Exercise description
Reproduce each line bearing the word "this".

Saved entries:
——
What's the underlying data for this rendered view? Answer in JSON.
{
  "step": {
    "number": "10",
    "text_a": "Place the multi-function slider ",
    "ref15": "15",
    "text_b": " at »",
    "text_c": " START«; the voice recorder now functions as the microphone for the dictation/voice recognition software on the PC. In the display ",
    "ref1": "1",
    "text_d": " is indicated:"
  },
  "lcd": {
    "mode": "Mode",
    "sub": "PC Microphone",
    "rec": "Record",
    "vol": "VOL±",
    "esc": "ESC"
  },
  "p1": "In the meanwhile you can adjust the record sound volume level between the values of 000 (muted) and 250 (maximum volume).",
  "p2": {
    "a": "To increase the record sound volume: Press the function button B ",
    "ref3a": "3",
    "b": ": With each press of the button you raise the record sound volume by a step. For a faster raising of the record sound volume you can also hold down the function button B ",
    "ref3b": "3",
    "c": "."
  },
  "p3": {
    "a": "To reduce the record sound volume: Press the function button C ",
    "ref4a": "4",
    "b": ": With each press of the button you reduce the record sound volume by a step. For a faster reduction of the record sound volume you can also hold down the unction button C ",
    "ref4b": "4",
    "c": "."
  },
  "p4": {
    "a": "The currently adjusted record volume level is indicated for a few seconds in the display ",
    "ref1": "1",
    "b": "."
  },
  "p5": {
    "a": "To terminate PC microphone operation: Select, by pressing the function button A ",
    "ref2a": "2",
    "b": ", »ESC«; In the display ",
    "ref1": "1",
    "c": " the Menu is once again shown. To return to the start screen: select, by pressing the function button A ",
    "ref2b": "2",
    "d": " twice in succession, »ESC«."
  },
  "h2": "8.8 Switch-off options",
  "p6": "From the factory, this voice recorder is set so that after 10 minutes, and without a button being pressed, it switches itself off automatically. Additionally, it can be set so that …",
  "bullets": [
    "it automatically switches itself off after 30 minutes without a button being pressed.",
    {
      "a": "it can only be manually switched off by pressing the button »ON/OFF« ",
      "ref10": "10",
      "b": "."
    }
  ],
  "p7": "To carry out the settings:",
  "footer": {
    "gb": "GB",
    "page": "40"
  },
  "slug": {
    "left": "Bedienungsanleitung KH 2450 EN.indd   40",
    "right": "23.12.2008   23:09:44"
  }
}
——
Exercise response
What's the underlying data for this rendered view? Answer in JSON.
  "p6": "From the factory, this voice recorder is set so that after 10 minutes, and without a button being pressed, it switches itself off automatically. Additionally, it can be set so that …",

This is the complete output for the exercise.